*POTONGAN TEKS*:
^^^^^^^^^^^^^^^^

Dari beberapa pengertian tersebut maka konsep proteksi pasif pada bangunan laboratorium/gudang kimia dapat dioperasionalkan sebagai sistem proteksi kebakaran yang terbentuk atau terbangun melalui pengaturan penggunaan bahan dan komponen struktur bangunan, kompartemenisasi, proteksi penyulutan awal, proteksi bukaan, proteksi pengeringan, proteksi pendinginan serta proteksi lokasi.
2.3.2    Proteksi Aktif
Berpedoman pada pasal 17, Undang-undang Nomor 28 Tahun 2002 tentang Bangunan Gedung, disebutkan bahwa  proteksi aktif meliputi kemampuan peralatan dalam mendeteksi dan memadamkan kebakaran, pengendalian asap dan sarana penyelamatan kebakaran. Sedangkan menurut Permen Pu No. 26/PRT/M/2008 tentang Persyaratan Teknis Sistem Proteksi Kebakaran pada Bangunan Gedung dan Lingkungan,  disebutkab bahwa Sistem proteksi kebakaran aktif adalah sistem proteksi kebakaran yang secara lengkap terdiri atas sistem pendeteksian kebakaran baik manual ataupun otomatis, sistem pemadam kebakaran berbasis air seperti springkler, pipa tegak dan slang kebakaran, serta sistem pemadam kebakaran berbasis bahan kimia, seperti APAR dan pemadam khusus.

^^^^^^^^^^^^^^^^

*DATA YANG ADA*:
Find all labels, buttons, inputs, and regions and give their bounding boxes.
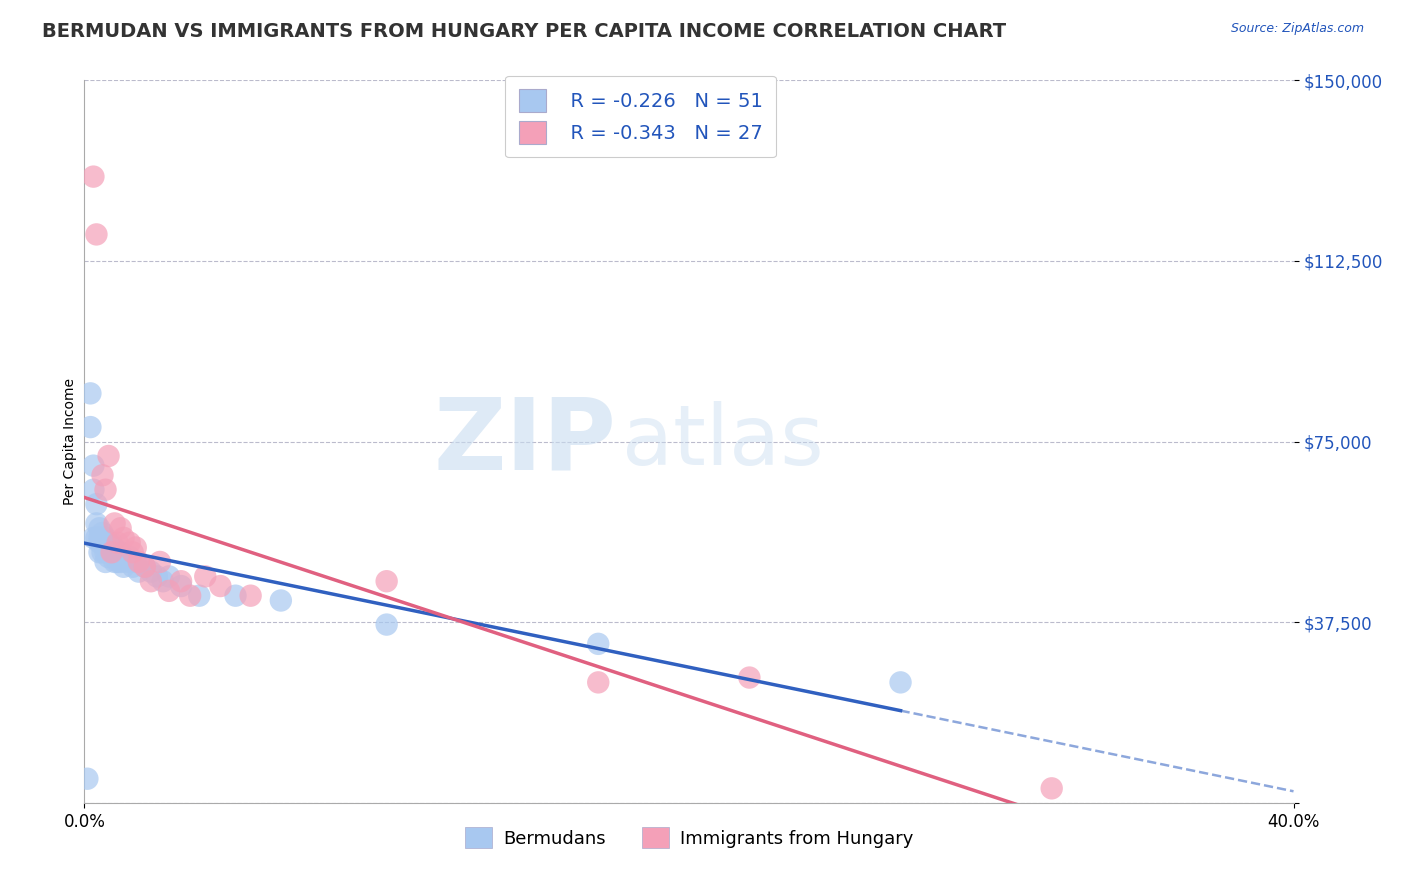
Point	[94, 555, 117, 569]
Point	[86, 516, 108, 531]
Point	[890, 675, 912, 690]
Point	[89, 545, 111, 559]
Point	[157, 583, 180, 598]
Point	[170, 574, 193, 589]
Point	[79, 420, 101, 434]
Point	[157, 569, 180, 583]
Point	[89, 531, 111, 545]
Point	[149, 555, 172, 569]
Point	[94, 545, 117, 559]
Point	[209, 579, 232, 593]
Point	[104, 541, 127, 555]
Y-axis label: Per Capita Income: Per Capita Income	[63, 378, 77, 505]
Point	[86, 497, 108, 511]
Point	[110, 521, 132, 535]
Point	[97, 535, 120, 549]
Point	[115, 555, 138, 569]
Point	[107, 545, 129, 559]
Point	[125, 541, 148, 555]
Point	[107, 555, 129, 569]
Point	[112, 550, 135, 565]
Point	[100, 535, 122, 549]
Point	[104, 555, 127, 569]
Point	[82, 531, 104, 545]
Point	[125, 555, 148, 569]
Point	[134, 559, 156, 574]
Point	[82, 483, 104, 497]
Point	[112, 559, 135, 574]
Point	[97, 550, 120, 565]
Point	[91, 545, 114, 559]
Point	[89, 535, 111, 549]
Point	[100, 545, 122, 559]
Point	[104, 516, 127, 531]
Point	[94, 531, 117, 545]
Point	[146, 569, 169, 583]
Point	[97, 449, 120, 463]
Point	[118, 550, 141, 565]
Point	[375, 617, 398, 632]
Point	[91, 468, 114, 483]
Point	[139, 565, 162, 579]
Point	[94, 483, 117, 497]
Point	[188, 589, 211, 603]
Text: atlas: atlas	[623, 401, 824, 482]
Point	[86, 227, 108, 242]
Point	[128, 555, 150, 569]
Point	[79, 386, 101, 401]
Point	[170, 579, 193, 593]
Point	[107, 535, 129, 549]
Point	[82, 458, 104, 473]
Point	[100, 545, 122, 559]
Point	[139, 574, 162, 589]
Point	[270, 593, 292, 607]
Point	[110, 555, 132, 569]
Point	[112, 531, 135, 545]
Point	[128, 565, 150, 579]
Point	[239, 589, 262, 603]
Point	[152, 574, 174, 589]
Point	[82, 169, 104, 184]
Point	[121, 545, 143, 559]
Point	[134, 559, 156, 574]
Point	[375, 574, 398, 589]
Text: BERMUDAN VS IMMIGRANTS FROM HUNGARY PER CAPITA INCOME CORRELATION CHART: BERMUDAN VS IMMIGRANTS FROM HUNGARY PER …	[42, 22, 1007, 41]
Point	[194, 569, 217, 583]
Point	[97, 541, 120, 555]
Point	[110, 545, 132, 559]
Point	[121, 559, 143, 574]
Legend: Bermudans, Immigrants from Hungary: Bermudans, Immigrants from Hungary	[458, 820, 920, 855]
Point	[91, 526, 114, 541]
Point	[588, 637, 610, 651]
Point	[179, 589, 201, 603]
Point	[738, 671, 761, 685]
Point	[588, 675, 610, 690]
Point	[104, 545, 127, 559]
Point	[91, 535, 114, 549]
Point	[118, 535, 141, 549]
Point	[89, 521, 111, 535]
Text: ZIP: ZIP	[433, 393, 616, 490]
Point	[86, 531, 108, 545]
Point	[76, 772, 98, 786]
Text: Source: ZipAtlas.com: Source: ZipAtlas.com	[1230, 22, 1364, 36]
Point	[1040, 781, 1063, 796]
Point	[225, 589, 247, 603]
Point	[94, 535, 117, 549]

^^^^^^^^^^^^^^^^

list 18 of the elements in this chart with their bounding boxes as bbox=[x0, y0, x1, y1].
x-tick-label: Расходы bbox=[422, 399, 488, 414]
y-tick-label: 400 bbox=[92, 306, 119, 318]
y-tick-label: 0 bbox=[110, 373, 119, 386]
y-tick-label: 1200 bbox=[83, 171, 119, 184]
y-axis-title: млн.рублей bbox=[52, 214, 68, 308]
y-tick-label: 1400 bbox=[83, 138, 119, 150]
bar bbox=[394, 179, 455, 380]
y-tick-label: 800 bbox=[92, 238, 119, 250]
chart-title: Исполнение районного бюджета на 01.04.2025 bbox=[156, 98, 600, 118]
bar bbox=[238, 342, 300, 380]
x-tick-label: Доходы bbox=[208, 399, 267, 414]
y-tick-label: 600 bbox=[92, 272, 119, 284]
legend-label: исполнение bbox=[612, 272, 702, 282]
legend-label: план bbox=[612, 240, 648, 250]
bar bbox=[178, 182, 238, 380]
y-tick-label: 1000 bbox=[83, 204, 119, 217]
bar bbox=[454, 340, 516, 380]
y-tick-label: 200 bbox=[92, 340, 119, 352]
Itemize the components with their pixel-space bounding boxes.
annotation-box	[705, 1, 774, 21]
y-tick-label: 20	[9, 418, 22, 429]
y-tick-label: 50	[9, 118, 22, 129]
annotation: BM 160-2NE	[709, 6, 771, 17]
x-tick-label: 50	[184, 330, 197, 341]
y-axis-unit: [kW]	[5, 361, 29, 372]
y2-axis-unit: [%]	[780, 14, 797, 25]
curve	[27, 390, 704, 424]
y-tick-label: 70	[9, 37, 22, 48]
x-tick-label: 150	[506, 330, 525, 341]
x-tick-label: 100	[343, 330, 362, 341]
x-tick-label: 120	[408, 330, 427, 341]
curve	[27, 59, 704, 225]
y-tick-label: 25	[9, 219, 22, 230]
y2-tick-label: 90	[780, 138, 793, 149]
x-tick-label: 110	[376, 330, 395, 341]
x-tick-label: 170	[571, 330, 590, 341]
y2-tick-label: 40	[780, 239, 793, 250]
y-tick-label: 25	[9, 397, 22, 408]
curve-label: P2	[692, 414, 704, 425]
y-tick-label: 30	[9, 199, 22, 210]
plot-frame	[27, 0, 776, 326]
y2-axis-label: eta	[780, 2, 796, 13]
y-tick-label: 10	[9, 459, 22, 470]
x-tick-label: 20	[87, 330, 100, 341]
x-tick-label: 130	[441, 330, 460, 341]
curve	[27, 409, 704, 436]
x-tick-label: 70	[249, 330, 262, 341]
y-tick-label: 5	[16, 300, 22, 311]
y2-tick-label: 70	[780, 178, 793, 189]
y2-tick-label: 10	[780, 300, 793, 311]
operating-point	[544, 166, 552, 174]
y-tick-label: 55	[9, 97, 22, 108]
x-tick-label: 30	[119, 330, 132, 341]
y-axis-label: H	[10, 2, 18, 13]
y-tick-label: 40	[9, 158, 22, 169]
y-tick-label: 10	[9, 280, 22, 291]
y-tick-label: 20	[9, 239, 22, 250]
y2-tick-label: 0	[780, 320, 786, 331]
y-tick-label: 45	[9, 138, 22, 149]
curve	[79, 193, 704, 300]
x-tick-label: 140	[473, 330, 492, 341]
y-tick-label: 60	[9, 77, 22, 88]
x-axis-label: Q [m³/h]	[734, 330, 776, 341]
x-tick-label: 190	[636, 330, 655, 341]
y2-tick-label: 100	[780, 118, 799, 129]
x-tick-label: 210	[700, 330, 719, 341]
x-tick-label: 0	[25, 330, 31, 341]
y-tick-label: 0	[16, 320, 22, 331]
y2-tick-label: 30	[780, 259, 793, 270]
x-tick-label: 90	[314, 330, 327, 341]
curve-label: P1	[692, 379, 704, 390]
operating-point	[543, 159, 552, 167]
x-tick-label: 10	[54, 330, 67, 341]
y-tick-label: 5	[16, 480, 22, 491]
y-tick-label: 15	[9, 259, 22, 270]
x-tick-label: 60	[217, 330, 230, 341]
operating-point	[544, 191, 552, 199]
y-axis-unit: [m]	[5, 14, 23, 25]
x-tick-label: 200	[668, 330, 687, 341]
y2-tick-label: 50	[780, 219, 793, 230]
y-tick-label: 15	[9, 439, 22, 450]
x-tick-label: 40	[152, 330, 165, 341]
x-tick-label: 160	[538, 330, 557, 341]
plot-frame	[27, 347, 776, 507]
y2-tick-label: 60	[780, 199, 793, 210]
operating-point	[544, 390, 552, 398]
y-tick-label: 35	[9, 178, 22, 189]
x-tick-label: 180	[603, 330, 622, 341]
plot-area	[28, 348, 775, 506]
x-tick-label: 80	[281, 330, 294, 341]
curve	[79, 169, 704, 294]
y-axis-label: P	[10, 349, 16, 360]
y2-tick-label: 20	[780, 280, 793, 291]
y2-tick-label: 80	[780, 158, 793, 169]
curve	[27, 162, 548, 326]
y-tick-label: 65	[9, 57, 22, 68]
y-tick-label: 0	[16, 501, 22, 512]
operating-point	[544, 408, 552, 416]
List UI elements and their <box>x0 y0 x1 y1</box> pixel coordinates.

^^^^^^^^^^^^^^^^

*TUGAS KAMU 1*:
Ubah baris-baris data, dari baris yang memuat "555, 117, 569]" sampai dengan baris yang memuat "617, 398, 632]" (kedua baris itu ikut), menjadi daftar JSON berisi string, satu string untuk setiap baris, tanpa baris kosong.
*TUGAS KAMU 2*:
Sambung teks tentang sistem proteksi kebakaran aktif pada bangunan itu, mulai setelah kalimat terakhirnya.

*JAWABAN AKHIR 1*:
[
  "Point\t[94, 555, 117, 569]",
  "Point\t[86, 516, 108, 531]",
  "Point\t[890, 675, 912, 690]",
  "Point\t[89, 545, 111, 559]",
  "Point\t[157, 583, 180, 598]",
  "Point\t[170, 574, 193, 589]",
  "Point\t[79, 420, 101, 434]",
  "Point\t[157, 569, 180, 583]",
  "Point\t[89, 531, 111, 545]",
  "Point\t[149, 555, 172, 569]",
  "Point\t[94, 545, 117, 559]",
  "Point\t[209, 579, 232, 593]",
  "Point\t[104, 541, 127, 555]",
  "Y-axis label: Per Capita Income: Per Capita Income\t[63, 378, 77, 505]",
  "Point\t[86, 497, 108, 511]",
  "Point\t[110, 521, 132, 535]",
  "Point\t[97, 535, 120, 549]",
  "Point\t[115, 555, 138, 569]",
  "Point\t[107, 545, 129, 559]",
  "Point\t[125, 541, 148, 555]",
  "Point\t[107, 555, 129, 569]",
  "Point\t[112, 550, 135, 565]",
  "Point\t[100, 535, 122, 549]",
  "Point\t[104, 555, 127, 569]",
  "Point\t[82, 531, 104, 545]",
  "Point\t[125, 555, 148, 569]",
  "Point\t[134, 559, 156, 574]",
  "Point\t[82, 483, 104, 497]",
  "Point\t[112, 559, 135, 574]",
  "Point\t[97, 550, 120, 565]",
  "Point\t[91, 545, 114, 559]",
  "Point\t[89, 535, 111, 549]",
  "Point\t[100, 545, 122, 559]",
  "Point\t[104, 516, 127, 531]",
  "Point\t[94, 531, 117, 545]",
  "Point\t[146, 569, 169, 583]",
  "Point\t[97, 449, 120, 463]",
  "Point\t[118, 550, 141, 565]",
  "Point\t[375, 617, 398, 632]"
]

*JAWABAN AKHIR 2*:
Dari beberapa pengertian tersebut maka konsep proteksi aktif pada bangunan laboratorium/gudang kimia dapat dioperasionalkan sebagai sistem proteksi kebakaran yang meliputi sistem pendeteksian kebakaran baik manual ataupun otomatis, sistem pemadam kebakaran berbasis gas pada springkler, serta sistem pemadam kebakaran berbasis bahan kimia, seperti APAR dan pemadam khusus.
2.3.3    Pengawasan dan Pengendalian
Mengacu pada Permen Pu No. 26/PRT/M/2008 tentang Persyaratan Teknis Sistem Proteksi Kebakaran pada Bangunan Gedung dan Lingkungan,  disebut bahwa Pengawasan dan pengendalian adalah upaya yang perlu dilakukan oleh pihak terkait dalam melaksanakan pengawasan maupun pengendalian dari tahap perencanaan pembangunan bangunan gedung sampai dengan setelah terjadi kebakaran pada suatu bangunan gedung dan lingkungannya.
Dari pengertian tersebut maka konsep pengawasan dan pengendalian pada bangunan laboratorium/gudang kimia dapat dioperasionalkan sebagai  upaya yang perlu dilakukan oleh manajemen dalam melaksanakan pengawasan maupun pengendalian rencana kebutuhan bahan kimia, penyimpanan bahan kimia, kegiatan/praktek penggunaan bahan kimia, proteksi pasif dan aktif sampai dengan setelah terjadi kebakaran pada suatu bangunan laboratorium/gudang kimia dan sekitarnya.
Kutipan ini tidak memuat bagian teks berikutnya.